# Direction
Copy each line in the data that includes the word "location".

Lines of data
○ ○ ○ ○ ○ ○ ○

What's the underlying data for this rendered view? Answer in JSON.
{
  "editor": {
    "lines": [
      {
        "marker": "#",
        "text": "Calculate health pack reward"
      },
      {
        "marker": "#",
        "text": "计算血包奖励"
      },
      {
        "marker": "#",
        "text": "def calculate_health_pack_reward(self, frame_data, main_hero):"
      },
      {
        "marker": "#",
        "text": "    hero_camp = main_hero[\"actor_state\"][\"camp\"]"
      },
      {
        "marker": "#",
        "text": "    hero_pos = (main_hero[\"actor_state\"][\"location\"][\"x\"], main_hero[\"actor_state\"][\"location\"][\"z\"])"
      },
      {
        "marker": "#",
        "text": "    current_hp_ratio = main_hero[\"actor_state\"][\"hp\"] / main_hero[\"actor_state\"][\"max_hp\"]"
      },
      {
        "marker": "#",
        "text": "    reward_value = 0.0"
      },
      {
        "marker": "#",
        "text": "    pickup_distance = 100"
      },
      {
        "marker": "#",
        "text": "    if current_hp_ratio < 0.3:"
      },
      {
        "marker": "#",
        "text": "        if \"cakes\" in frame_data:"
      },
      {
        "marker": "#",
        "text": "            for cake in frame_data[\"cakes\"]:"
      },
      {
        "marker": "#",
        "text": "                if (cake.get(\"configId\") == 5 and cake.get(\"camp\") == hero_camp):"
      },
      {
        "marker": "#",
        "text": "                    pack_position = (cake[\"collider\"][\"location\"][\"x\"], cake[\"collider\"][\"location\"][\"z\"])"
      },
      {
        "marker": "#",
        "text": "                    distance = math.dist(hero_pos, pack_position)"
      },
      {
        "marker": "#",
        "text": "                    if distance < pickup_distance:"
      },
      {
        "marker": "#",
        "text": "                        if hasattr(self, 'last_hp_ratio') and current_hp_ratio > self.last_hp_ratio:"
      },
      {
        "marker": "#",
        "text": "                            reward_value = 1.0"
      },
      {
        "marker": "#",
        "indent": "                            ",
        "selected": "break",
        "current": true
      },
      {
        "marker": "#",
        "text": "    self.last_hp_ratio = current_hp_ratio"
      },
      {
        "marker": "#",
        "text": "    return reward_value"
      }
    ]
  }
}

○ ○ ○ ○ ○ ○ ○

# Answer for the task
        "text": "    hero_pos = (main_hero[\"actor_state\"][\"location\"][\"x\"], main_hero[\"actor_state\"][\"location\"][\"z\"])"
        "text": "                    pack_position = (cake[\"collider\"][\"location\"][\"x\"], cake[\"collider\"][\"location\"][\"z\"])"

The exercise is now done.